• **AIM OF THE TASK**
Search the listing below for the string "title" and show each line that contains it.

• **RECORDS FOR PROCESSING**
· · · · ·
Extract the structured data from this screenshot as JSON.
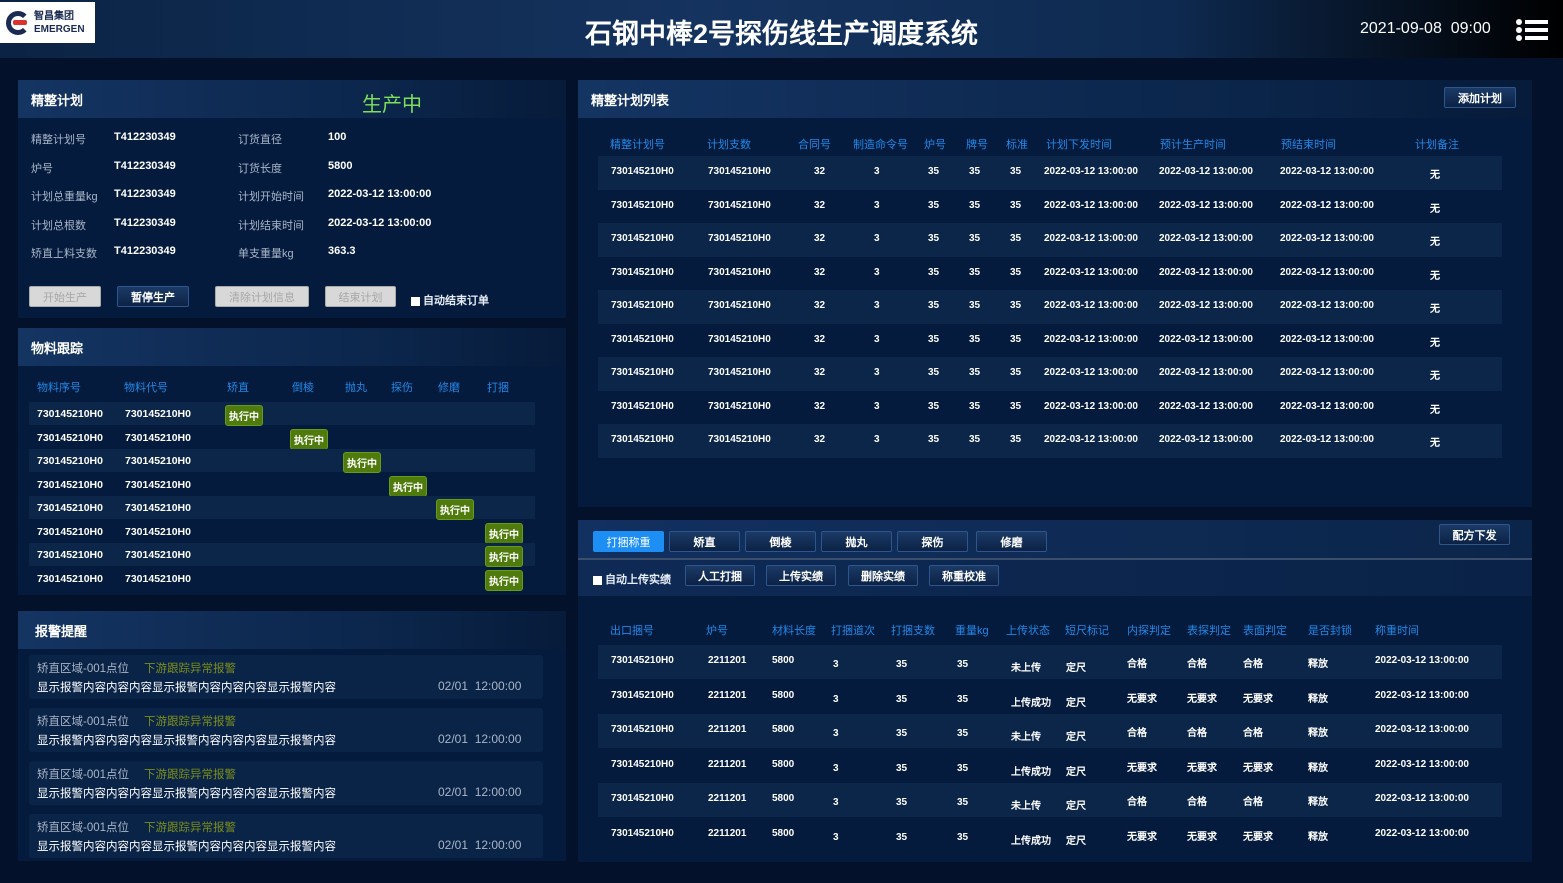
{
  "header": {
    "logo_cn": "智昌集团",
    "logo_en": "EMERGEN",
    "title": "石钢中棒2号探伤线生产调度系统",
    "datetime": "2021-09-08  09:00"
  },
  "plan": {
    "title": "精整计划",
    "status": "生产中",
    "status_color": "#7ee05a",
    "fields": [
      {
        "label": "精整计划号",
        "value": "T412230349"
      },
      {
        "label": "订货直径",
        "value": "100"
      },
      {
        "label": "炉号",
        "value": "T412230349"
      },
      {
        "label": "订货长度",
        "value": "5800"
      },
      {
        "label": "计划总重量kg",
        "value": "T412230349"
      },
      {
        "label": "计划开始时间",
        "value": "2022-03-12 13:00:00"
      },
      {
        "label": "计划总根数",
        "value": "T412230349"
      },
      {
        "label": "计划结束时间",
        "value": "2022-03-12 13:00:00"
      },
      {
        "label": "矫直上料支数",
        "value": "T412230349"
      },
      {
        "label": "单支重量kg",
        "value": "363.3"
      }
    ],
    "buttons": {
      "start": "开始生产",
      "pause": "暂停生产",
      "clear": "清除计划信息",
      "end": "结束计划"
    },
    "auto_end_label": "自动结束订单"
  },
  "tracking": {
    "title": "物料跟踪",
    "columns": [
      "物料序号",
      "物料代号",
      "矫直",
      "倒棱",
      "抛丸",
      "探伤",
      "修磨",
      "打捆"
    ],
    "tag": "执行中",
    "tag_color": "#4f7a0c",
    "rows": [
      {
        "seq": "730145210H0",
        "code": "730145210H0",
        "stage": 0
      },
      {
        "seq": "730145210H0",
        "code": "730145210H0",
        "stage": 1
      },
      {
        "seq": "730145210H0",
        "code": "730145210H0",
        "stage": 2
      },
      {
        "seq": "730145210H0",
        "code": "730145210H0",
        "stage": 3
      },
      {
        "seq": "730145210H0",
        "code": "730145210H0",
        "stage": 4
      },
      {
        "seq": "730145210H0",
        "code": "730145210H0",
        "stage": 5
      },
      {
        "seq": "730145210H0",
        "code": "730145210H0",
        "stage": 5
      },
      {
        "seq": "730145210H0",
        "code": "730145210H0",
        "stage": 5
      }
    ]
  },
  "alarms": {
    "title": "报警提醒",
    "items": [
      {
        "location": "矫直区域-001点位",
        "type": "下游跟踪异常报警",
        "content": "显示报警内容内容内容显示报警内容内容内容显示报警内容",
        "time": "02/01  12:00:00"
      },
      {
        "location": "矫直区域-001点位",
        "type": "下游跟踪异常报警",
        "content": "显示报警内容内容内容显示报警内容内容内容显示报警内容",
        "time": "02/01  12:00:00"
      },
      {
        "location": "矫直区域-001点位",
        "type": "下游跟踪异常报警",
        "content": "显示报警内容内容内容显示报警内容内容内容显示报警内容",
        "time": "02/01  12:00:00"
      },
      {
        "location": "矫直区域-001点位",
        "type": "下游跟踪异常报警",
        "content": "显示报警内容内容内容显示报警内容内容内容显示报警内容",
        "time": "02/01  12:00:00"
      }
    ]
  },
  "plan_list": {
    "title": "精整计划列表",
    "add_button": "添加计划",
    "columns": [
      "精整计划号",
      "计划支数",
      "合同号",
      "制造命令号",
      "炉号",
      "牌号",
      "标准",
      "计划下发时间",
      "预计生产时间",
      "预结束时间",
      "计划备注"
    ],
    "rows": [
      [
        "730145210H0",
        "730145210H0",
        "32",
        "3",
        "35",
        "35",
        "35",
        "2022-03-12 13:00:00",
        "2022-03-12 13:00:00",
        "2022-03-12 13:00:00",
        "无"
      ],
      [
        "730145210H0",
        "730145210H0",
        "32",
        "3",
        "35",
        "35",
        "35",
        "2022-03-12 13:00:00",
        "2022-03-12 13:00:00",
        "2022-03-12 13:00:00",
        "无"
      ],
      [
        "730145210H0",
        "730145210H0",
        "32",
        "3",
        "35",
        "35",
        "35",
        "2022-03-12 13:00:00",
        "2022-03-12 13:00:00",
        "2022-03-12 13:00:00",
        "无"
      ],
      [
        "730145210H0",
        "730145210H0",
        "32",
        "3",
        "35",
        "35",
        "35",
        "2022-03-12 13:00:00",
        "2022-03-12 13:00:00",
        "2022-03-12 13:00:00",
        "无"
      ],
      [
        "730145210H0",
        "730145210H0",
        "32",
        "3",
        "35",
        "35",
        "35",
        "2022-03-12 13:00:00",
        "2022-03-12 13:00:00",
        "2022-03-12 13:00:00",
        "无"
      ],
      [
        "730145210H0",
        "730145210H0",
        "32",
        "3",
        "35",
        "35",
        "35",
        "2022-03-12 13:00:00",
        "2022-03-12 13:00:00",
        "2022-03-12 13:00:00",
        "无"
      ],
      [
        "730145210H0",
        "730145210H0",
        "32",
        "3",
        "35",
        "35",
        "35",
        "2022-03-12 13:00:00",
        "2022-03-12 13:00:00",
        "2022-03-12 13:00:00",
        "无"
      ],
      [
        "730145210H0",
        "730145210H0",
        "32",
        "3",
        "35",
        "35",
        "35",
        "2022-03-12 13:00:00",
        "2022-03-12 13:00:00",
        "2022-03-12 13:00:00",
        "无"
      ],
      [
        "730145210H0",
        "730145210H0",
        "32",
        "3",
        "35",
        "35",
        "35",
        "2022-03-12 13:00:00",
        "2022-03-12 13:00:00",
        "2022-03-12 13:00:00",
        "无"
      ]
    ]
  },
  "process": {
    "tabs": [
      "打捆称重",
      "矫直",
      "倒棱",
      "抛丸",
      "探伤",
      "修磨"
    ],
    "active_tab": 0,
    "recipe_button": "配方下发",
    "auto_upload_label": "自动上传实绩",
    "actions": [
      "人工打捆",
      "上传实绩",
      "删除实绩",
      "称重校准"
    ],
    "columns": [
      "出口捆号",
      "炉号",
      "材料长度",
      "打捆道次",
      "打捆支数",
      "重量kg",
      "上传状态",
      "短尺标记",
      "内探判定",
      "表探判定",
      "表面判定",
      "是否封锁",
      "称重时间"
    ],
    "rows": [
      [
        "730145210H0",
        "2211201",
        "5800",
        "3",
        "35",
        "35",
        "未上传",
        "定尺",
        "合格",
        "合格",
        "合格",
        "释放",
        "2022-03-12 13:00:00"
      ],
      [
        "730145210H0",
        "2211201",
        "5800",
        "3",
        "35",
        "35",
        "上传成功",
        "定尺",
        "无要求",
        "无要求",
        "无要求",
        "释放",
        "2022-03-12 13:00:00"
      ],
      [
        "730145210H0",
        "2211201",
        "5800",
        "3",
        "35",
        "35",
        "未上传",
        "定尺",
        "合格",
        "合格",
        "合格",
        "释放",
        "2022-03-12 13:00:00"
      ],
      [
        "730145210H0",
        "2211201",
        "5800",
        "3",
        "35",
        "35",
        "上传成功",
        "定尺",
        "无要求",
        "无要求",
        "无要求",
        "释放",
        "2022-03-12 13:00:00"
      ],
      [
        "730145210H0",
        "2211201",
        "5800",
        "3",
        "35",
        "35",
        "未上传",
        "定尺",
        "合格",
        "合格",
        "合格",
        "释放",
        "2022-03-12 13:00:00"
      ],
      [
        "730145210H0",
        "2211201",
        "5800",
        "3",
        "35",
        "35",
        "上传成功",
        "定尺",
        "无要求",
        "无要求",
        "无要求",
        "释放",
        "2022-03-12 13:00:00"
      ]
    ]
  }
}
· · · · ·
• **SOLUTION TO THIS EXERCISE**
    "title": "石钢中棒2号探伤线生产调度系统",
    "title": "精整计划",
    "title": "物料跟踪",
    "title": "报警提醒",
    "title": "精整计划列表",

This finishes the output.